◆ Stated task
Search the material below for the word "mantissa" and copy every line in which it occurs.

Start Given information

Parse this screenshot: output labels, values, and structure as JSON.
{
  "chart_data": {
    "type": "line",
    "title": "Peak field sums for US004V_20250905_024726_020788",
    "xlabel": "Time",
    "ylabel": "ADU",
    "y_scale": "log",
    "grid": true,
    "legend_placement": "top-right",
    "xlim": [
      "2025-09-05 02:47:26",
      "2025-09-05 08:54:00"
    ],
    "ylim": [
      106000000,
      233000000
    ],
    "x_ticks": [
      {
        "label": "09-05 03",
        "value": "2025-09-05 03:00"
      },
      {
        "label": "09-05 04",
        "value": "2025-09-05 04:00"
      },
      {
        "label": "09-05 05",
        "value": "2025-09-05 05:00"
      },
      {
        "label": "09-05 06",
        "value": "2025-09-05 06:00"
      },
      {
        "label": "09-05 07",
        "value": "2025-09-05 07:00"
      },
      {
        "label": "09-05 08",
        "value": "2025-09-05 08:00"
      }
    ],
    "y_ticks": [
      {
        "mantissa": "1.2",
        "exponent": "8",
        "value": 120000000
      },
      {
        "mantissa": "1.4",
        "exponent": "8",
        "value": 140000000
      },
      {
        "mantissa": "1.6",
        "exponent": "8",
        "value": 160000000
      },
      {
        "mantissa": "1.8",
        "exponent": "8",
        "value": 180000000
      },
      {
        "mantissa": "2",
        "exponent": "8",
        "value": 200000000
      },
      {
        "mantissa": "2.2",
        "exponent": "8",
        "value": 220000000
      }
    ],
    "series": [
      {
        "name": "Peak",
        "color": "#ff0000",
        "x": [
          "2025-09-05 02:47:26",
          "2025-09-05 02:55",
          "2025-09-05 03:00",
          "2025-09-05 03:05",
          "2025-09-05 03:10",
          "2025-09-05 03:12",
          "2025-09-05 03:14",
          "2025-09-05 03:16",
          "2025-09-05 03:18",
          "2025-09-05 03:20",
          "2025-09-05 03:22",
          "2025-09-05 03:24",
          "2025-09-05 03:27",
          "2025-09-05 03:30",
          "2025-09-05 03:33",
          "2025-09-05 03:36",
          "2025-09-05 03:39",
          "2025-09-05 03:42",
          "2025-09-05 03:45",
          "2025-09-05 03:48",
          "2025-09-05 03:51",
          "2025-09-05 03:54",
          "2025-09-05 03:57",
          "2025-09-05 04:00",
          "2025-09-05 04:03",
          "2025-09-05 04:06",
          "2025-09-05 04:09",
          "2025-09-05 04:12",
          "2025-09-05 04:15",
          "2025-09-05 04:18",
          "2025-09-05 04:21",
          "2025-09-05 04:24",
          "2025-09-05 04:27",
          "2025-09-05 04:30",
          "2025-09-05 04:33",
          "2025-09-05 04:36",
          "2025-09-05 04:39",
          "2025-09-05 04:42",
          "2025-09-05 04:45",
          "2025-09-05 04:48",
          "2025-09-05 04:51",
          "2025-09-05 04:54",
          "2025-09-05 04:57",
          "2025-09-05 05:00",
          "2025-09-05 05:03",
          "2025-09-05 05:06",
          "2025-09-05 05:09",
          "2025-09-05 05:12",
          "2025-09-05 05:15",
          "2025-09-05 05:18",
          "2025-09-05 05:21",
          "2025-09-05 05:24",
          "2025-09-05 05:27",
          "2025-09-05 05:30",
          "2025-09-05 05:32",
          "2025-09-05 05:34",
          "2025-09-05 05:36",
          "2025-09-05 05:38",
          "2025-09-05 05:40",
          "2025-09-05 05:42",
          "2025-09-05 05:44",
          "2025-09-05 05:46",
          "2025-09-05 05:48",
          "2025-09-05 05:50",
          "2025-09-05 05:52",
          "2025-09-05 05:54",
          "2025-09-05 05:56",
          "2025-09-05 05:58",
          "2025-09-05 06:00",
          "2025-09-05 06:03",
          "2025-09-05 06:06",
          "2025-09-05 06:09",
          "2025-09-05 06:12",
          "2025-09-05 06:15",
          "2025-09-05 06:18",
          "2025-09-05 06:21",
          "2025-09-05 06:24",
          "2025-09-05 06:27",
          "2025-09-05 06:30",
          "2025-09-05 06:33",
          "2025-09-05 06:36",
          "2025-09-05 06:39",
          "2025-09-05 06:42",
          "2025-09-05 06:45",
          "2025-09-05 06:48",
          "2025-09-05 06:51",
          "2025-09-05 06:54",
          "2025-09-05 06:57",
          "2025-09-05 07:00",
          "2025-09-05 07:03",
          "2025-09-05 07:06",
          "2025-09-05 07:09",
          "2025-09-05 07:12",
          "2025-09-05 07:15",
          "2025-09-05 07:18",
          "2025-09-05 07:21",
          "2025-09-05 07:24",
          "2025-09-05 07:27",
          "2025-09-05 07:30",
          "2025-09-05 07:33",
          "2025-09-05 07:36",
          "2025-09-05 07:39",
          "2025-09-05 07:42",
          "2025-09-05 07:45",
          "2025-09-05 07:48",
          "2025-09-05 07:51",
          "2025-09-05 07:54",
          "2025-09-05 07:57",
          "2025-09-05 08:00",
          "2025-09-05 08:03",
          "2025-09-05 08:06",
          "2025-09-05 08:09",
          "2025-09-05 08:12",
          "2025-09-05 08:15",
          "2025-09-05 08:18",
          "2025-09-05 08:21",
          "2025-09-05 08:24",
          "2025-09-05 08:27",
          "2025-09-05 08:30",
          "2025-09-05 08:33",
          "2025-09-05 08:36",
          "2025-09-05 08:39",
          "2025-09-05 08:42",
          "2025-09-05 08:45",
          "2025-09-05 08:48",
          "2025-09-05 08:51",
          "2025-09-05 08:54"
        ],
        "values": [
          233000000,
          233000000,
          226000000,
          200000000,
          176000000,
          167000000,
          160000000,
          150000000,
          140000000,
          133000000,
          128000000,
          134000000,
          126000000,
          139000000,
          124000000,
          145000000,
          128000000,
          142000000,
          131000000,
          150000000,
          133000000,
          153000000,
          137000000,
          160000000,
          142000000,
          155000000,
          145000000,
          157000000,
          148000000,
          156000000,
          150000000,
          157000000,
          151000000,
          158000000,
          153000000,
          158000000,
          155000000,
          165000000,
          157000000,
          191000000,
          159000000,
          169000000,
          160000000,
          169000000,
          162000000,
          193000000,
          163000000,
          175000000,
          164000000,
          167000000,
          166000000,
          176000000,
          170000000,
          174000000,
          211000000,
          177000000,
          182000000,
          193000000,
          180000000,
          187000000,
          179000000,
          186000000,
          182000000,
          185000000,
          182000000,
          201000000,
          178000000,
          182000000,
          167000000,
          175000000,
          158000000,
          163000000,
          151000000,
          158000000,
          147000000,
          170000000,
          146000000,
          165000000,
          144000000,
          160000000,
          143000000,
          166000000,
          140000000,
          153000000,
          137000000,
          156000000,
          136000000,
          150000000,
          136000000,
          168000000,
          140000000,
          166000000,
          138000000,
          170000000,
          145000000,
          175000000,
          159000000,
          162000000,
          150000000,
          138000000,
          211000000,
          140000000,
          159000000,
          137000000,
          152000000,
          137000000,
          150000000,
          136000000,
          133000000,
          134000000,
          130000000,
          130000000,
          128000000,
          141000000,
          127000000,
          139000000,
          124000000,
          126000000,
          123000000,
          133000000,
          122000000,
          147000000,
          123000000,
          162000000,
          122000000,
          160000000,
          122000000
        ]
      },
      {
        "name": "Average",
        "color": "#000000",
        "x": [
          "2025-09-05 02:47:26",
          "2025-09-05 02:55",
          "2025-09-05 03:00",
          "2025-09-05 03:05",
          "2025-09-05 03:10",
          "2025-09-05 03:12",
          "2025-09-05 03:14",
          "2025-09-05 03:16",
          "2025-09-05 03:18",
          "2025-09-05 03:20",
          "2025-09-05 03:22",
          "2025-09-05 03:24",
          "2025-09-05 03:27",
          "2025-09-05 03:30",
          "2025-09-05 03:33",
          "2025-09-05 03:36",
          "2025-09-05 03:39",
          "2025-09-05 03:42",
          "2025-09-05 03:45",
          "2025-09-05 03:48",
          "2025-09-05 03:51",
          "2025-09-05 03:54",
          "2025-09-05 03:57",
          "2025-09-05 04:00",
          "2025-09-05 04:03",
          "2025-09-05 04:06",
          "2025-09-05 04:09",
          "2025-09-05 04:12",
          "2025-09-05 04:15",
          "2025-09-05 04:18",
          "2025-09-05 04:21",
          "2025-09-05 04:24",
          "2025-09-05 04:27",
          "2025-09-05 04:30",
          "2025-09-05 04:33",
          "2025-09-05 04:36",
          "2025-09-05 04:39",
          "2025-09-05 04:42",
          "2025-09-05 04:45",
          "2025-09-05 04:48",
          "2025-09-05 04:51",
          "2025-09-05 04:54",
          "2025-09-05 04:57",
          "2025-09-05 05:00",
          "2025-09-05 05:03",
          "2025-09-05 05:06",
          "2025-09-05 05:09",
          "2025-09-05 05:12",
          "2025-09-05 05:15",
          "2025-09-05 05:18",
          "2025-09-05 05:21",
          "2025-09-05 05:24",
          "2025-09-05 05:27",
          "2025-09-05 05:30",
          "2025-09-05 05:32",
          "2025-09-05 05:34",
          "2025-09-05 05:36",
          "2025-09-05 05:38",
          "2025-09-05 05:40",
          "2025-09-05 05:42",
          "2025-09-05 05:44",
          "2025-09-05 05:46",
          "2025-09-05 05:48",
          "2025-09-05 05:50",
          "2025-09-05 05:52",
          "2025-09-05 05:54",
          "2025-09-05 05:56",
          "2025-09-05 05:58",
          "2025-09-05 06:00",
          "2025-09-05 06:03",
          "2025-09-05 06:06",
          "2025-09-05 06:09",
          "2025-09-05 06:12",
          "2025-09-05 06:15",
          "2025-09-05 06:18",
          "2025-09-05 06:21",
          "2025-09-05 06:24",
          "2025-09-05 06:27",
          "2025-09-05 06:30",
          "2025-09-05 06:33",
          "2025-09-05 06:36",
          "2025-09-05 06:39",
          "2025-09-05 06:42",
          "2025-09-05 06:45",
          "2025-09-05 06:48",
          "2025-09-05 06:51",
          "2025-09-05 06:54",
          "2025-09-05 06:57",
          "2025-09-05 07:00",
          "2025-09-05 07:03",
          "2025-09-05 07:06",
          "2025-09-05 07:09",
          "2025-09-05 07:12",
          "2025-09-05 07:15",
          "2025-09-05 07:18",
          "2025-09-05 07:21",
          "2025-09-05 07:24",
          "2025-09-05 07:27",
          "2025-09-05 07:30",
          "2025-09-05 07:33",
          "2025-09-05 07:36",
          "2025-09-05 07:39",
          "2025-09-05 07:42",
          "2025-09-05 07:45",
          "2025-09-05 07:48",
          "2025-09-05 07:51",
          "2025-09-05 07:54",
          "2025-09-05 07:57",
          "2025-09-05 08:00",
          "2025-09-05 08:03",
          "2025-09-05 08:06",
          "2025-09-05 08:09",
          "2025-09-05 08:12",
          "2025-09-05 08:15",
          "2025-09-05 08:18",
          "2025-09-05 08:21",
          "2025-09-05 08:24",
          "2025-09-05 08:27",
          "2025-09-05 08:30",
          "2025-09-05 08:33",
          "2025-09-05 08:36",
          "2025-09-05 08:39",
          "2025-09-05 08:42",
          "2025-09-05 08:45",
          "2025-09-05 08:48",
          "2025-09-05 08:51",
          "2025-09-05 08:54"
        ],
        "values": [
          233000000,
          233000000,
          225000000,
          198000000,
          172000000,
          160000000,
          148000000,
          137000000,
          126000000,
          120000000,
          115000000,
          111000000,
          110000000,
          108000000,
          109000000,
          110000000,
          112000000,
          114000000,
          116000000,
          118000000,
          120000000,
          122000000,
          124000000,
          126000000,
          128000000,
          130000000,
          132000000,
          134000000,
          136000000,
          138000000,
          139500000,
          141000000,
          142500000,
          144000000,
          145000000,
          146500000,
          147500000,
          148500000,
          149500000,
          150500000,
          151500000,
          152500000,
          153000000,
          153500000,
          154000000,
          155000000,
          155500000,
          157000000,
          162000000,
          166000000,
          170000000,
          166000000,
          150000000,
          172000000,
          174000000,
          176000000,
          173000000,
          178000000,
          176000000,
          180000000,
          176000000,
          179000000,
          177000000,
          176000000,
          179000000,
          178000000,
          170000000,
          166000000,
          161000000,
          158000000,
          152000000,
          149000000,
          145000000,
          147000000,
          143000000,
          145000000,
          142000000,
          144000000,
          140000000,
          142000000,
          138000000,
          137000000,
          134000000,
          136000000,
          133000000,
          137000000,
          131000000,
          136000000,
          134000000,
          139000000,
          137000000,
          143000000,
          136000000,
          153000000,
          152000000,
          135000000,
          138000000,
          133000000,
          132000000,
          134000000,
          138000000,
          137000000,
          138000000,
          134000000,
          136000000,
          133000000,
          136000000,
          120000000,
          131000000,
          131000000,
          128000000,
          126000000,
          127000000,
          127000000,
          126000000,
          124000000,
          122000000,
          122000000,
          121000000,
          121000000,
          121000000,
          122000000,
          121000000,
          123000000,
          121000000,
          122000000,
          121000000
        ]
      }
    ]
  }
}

End Given information

◆ Response to this exercise
        "mantissa": "1.2",
        "mantissa": "1.4",
        "mantissa": "1.6",
        "mantissa": "1.8",
        "mantissa": "2",
        "mantissa": "2.2",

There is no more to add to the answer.